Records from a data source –
■ ■ ■

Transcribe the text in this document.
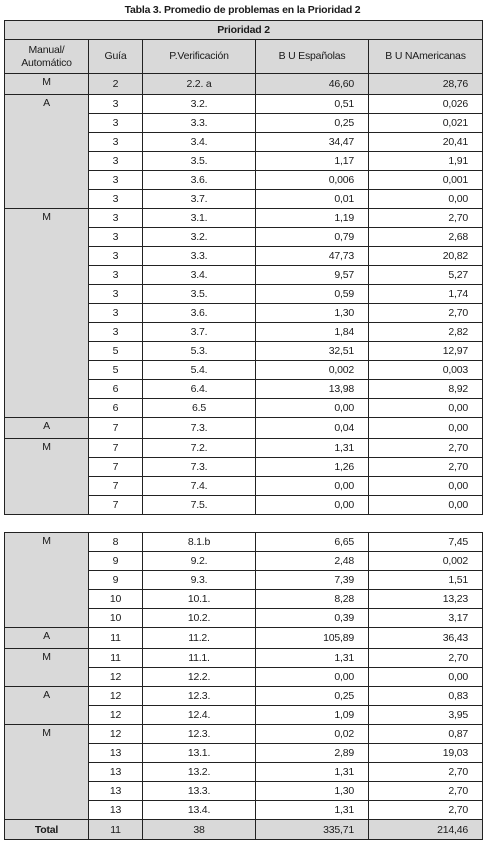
Tabla 3. Promedio de problemas en la Prioridad 2
Prioridad 2				
Manual/ Automático	Guía	P.Verificación	B U Españolas	B U NAmericanas
M	2	2.2. a	46,60	28,76
A	3	3.2.	0,51	0,026
	3	3.3.	0,25	0,021
	3	3.4.	34,47	20,41
	3	3.5.	1,17	1,91
	3	3.6.	0,006	0,001
	3	3.7.	0,01	0,00
M	3	3.1.	1,19	2,70
	3	3.2.	0,79	2,68
	3	3.3.	47,73	20,82
	3	3.4.	9,57	5,27
	3	3.5.	0,59	1,74
	3	3.6.	1,30	2,70
	3	3.7.	1,84	2,82
	5	5.3.	32,51	12,97
	5	5.4.	0,002	0,003
	6	6.4.	13,98	8,92
	6	6.5	0,00	0,00
A	7	7.3.	0,04	0,00
M	7	7.2.	1,31	2,70
	7	7.3.	1,26	2,70
	7	7.4.	0,00	0,00
	7	7.5.	0,00	0,00
M	8	8.1.b	6,65	7,45
	9	9.2.	2,48	0,002
	9	9.3.	7,39	1,51
	10	10.1.	8,28	13,23
	10	10.2.	0,39	3,17
A	11	11.2.	105,89	36,43
M	11	11.1.	1,31	2,70
	12	12.2.	0,00	0,00
A	12	12.3.	0,25	0,83
	12	12.4.	1,09	3,95
M	12	12.3.	0,02	0,87
	13	13.1.	2,89	19,03
	13	13.2.	1,31	2,70
	13	13.3.	1,30	2,70
	13	13.4.	1,31	2,70
Total	11	38	335,71	214,46
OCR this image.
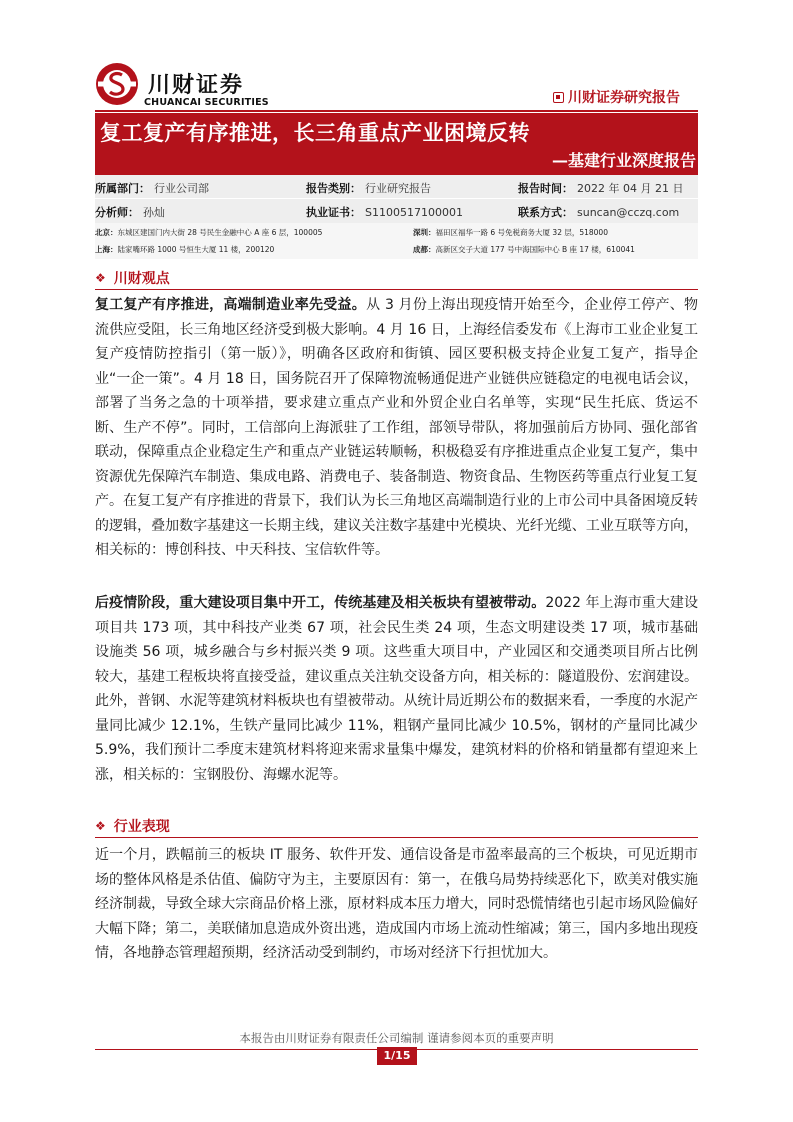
川财证券
CHUANCAI SECURITIES	川财证券研究报告
复工复产有序推进，长三角重点产业困境反转
—基建行业深度报告
所属部门： 行业公司部	报告类别： 行业研究报告	报告时间： 2022 年 04 月 21 日
分析师： 孙灿	执业证书： S1100517100001	联系方式： suncan@cczq.com
北京：东城区建国门内大街 28 号民生金融中心 A 座 6 层，100005	深圳：福田区福华一路 6 号免税商务大厦 32 层，518000
上海：陆家嘴环路 1000 号恒生大厦 11 楼，200120	成都：高新区交子大道 177 号中海国际中心 B 座 17 楼，610041
❖ 川财观点
复工复产有序推进，高端制造业率先受益。从 3 月份上海出现疫情开始至今，企业停工停产、物流供应受阻，长三角地区经济受到极大影响。4 月 16 日，上海经信委发布《上海市工业企业复工复产疫情防控指引（第一版）》，明确各区政府和街镇、园区要积极支持企业复工复产，指导企业“一企一策”。4 月 18 日，国务院召开了保障物流畅通促进产业链供应链稳定的电视电话会议，部署了当务之急的十项举措，要求建立重点产业和外贸企业白名单等，实现“民生托底、货运不断、生产不停”。同时，工信部向上海派驻了工作组，部领导带队，将加强前后方协同、强化部省联动，保障重点企业稳定生产和重点产业链运转顺畅，积极稳妥有序推进重点企业复工复产，集中资源优先保障汽车制造、集成电路、消费电子、装备制造、物资食品、生物医药等重点行业复工复产。在复工复产有序推进的背景下，我们认为长三角地区高端制造行业的上市公司中具备困境反转的逻辑，叠加数字基建这一长期主线，建议关注数字基建中光模块、光纤光缆、工业互联等方向，相关标的：博创科技、中天科技、宝信软件等。
后疫情阶段，重大建设项目集中开工，传统基建及相关板块有望被带动。2022 年上海市重大建设项目共 173 项，其中科技产业类 67 项，社会民生类 24 项，生态文明建设类 17 项，城市基础设施类 56 项，城乡融合与乡村振兴类 9 项。这些重大项目中，产业园区和交通类项目所占比例较大，基建工程板块将直接受益，建议重点关注轨交设备方向，相关标的：隧道股份、宏润建设。此外，普钢、水泥等建筑材料板块也有望被带动。从统计局近期公布的数据来看，一季度的水泥产量同比减少 12.1%，生铁产量同比减少 11%，粗钢产量同比减少 10.5%，钢材的产量同比减少 5.9%，我们预计二季度末建筑材料将迎来需求量集中爆发，建筑材料的价格和销量都有望迎来上涨，相关标的：宝钢股份、海螺水泥等。
❖ 行业表现
近一个月，跌幅前三的板块 IT 服务、软件开发、通信设备是市盈率最高的三个板块，可见近期市场的整体风格是杀估值、偏防守为主，主要原因有：第一，在俄乌局势持续恶化下，欧美对俄实施经济制裁，导致全球大宗商品价格上涨，原材料成本压力增大，同时恐慌情绪也引起市场风险偏好大幅下降；第二，美联储加息造成外资出逃，造成国内市场上流动性缩减；第三，国内多地出现疫情，各地静态管理超预期，经济活动受到制约，市场对经济下行担忧加大。
本报告由川财证券有限责任公司编制 谨请参阅本页的重要声明
1/15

■ ■ ■

Set exercise – Using the records above, gather all lines where the string "this" is present.

Problem solution –
Transcribe the text in this document.
OCR this image.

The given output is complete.